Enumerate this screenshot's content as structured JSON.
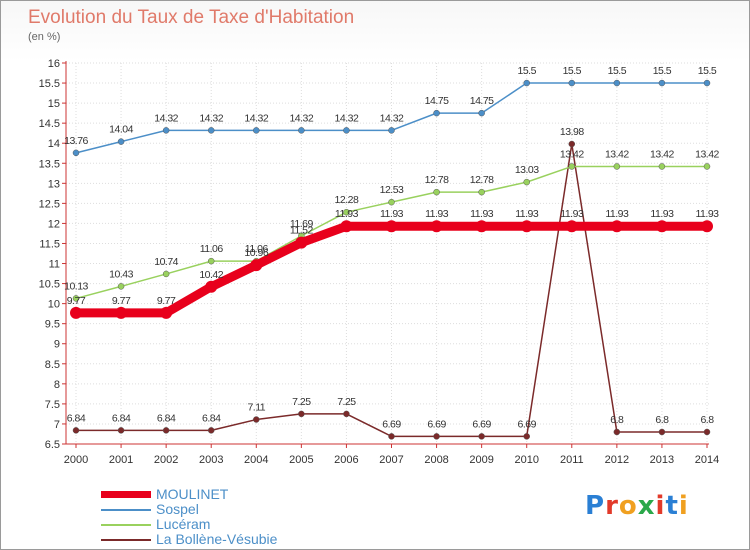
{
  "header": {
    "title": "Evolution du Taux de Taxe d'Habitation",
    "subtitle": "(en %)"
  },
  "logo": {
    "text": "Proxiti"
  },
  "colors": {
    "title": "#e07a6a",
    "axis": "#cc3333",
    "grid": "#dddddd"
  },
  "chart_data": {
    "type": "line",
    "title": "Evolution du Taux de Taxe d'Habitation",
    "ylabel": "(en %)",
    "xlabel": "",
    "x": [
      "2000",
      "2001",
      "2002",
      "2003",
      "2004",
      "2005",
      "2006",
      "2007",
      "2008",
      "2009",
      "2010",
      "2011",
      "2012",
      "2013",
      "2014"
    ],
    "ylim": [
      6.5,
      16
    ],
    "yticks": [
      "6.5",
      "7",
      "7.5",
      "8",
      "8.5",
      "9",
      "9.5",
      "10",
      "10.5",
      "11",
      "11.5",
      "12",
      "12.5",
      "13",
      "13.5",
      "14",
      "14.5",
      "15",
      "15.5",
      "16"
    ],
    "grid": true,
    "legend_position": "bottom-left",
    "series": [
      {
        "name": "MOULINET",
        "color": "#e8001c",
        "values": [
          9.77,
          9.77,
          9.77,
          10.42,
          10.96,
          11.52,
          11.93,
          11.93,
          11.93,
          11.93,
          11.93,
          11.93,
          11.93,
          11.93,
          11.93
        ],
        "labels": [
          "9.77",
          "9.77",
          "9.77",
          "10.42",
          "10.96",
          "11.52",
          "11.93",
          "11.93",
          "11.93",
          "11.93",
          "11.93",
          "11.93",
          "11.93",
          "11.93",
          "11.93"
        ]
      },
      {
        "name": "Sospel",
        "color": "#4c8fc8",
        "values": [
          13.76,
          14.04,
          14.32,
          14.32,
          14.32,
          14.32,
          14.32,
          14.32,
          14.75,
          14.75,
          15.5,
          15.5,
          15.5,
          15.5,
          15.5
        ],
        "labels": [
          "13.76",
          "14.04",
          "14.32",
          "14.32",
          "14.32",
          "14.32",
          "14.32",
          "14.32",
          "14.75",
          "14.75",
          "15.5",
          "15.5",
          "15.5",
          "15.5",
          "15.5"
        ]
      },
      {
        "name": "Lucéram",
        "color": "#99d15e",
        "values": [
          10.13,
          10.43,
          10.74,
          11.06,
          11.06,
          11.69,
          12.28,
          12.53,
          12.78,
          12.78,
          13.03,
          13.42,
          13.42,
          13.42,
          13.42
        ],
        "labels": [
          "10.13",
          "10.43",
          "10.74",
          "11.06",
          "11.06",
          "11.69",
          "12.28",
          "12.53",
          "12.78",
          "12.78",
          "13.03",
          "13.42",
          "13.42",
          "13.42",
          "13.42"
        ]
      },
      {
        "name": "La Bollène-Vésubie",
        "color": "#7b2a2a",
        "values": [
          6.84,
          6.84,
          6.84,
          6.84,
          7.11,
          7.25,
          7.25,
          6.69,
          6.69,
          6.69,
          6.69,
          13.98,
          6.8,
          6.8,
          6.8
        ],
        "labels": [
          "6.84",
          "6.84",
          "6.84",
          "6.84",
          "7.11",
          "7.25",
          "7.25",
          "6.69",
          "6.69",
          "6.69",
          "6.69",
          "13.98",
          "6.8",
          "6.8",
          "6.8"
        ]
      }
    ]
  }
}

++++++

• _Directive_: Do not include the images; transcribe the rest of the listing exactly.

• _Solved exercise_:
Enumerate this screenshot's content as structured JSON.
{
  "header": {
    "title": "Evolution du Taux de Taxe d'Habitation",
    "subtitle": "(en %)"
  },
  "logo": {
    "text": "Proxiti"
  },
  "colors": {
    "title": "#e07a6a",
    "axis": "#cc3333",
    "grid": "#dddddd"
  },
  "chart_data": {
    "type": "line",
    "title": "Evolution du Taux de Taxe d'Habitation",
    "ylabel": "(en %)",
    "xlabel": "",
    "x": [
      "2000",
      "2001",
      "2002",
      "2003",
      "2004",
      "2005",
      "2006",
      "2007",
      "2008",
      "2009",
      "2010",
      "2011",
      "2012",
      "2013",
      "2014"
    ],
    "ylim": [
      6.5,
      16
    ],
    "yticks": [
      "6.5",
      "7",
      "7.5",
      "8",
      "8.5",
      "9",
      "9.5",
      "10",
      "10.5",
      "11",
      "11.5",
      "12",
      "12.5",
      "13",
      "13.5",
      "14",
      "14.5",
      "15",
      "15.5",
      "16"
    ],
    "grid": true,
    "legend_position": "bottom-left",
    "series": [
      {
        "name": "MOULINET",
        "color": "#e8001c",
        "values": [
          9.77,
          9.77,
          9.77,
          10.42,
          10.96,
          11.52,
          11.93,
          11.93,
          11.93,
          11.93,
          11.93,
          11.93,
          11.93,
          11.93,
          11.93
        ],
        "labels": [
          "9.77",
          "9.77",
          "9.77",
          "10.42",
          "10.96",
          "11.52",
          "11.93",
          "11.93",
          "11.93",
          "11.93",
          "11.93",
          "11.93",
          "11.93",
          "11.93",
          "11.93"
        ]
      },
      {
        "name": "Sospel",
        "color": "#4c8fc8",
        "values": [
          13.76,
          14.04,
          14.32,
          14.32,
          14.32,
          14.32,
          14.32,
          14.32,
          14.75,
          14.75,
          15.5,
          15.5,
          15.5,
          15.5,
          15.5
        ],
        "labels": [
          "13.76",
          "14.04",
          "14.32",
          "14.32",
          "14.32",
          "14.32",
          "14.32",
          "14.32",
          "14.75",
          "14.75",
          "15.5",
          "15.5",
          "15.5",
          "15.5",
          "15.5"
        ]
      },
      {
        "name": "Lucéram",
        "color": "#99d15e",
        "values": [
          10.13,
          10.43,
          10.74,
          11.06,
          11.06,
          11.69,
          12.28,
          12.53,
          12.78,
          12.78,
          13.03,
          13.42,
          13.42,
          13.42,
          13.42
        ],
        "labels": [
          "10.13",
          "10.43",
          "10.74",
          "11.06",
          "11.06",
          "11.69",
          "12.28",
          "12.53",
          "12.78",
          "12.78",
          "13.03",
          "13.42",
          "13.42",
          "13.42",
          "13.42"
        ]
      },
      {
        "name": "La Bollène-Vésubie",
        "color": "#7b2a2a",
        "values": [
          6.84,
          6.84,
          6.84,
          6.84,
          7.11,
          7.25,
          7.25,
          6.69,
          6.69,
          6.69,
          6.69,
          13.98,
          6.8,
          6.8,
          6.8
        ],
        "labels": [
          "6.84",
          "6.84",
          "6.84",
          "6.84",
          "7.11",
          "7.25",
          "7.25",
          "6.69",
          "6.69",
          "6.69",
          "6.69",
          "13.98",
          "6.8",
          "6.8",
          "6.8"
        ]
      }
    ]
  }
}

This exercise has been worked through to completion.